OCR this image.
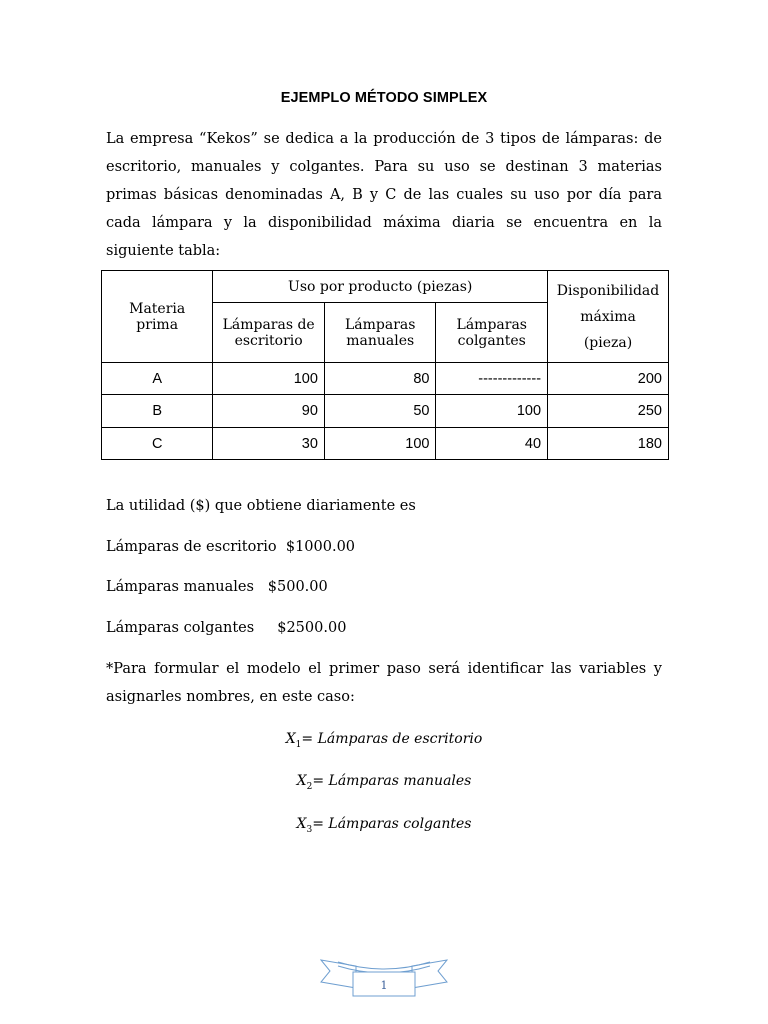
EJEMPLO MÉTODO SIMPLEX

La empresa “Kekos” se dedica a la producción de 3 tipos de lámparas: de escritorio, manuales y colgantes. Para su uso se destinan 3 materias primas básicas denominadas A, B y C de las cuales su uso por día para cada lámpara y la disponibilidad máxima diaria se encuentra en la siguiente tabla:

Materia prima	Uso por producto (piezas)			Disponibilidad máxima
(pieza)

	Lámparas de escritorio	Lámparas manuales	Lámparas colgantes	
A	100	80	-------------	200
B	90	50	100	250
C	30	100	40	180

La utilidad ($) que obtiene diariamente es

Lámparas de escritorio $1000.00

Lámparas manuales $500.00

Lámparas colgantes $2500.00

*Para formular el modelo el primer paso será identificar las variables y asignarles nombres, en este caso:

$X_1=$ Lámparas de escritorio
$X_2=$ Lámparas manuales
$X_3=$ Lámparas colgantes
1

==

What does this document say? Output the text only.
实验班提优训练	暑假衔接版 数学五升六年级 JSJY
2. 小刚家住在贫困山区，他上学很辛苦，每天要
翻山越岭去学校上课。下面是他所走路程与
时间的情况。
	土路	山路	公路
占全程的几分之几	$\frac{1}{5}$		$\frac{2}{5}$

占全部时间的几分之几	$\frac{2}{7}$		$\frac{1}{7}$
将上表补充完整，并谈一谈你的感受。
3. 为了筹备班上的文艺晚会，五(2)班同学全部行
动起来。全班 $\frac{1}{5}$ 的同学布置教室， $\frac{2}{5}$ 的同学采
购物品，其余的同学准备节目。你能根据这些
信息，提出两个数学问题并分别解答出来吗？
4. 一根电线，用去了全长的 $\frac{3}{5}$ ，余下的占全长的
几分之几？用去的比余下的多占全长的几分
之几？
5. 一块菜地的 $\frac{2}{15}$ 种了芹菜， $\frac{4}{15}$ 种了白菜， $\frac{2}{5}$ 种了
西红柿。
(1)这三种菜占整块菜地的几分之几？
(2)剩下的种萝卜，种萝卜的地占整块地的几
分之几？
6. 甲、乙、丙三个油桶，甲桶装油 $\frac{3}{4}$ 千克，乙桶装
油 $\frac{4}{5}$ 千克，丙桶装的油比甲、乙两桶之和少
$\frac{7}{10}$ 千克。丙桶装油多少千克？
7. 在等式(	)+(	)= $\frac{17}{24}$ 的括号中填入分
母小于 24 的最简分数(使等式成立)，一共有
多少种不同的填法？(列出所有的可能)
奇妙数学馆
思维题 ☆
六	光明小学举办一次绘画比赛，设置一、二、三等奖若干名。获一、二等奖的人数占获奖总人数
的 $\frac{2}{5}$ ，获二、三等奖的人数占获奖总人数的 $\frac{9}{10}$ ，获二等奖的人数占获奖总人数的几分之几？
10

# WRITTEN REQUEST:
Search the listing for the word "this" and return each line that holds it.

# EXPECTED OUTPUT:
OCR this image.
What does this document say? Output the text only.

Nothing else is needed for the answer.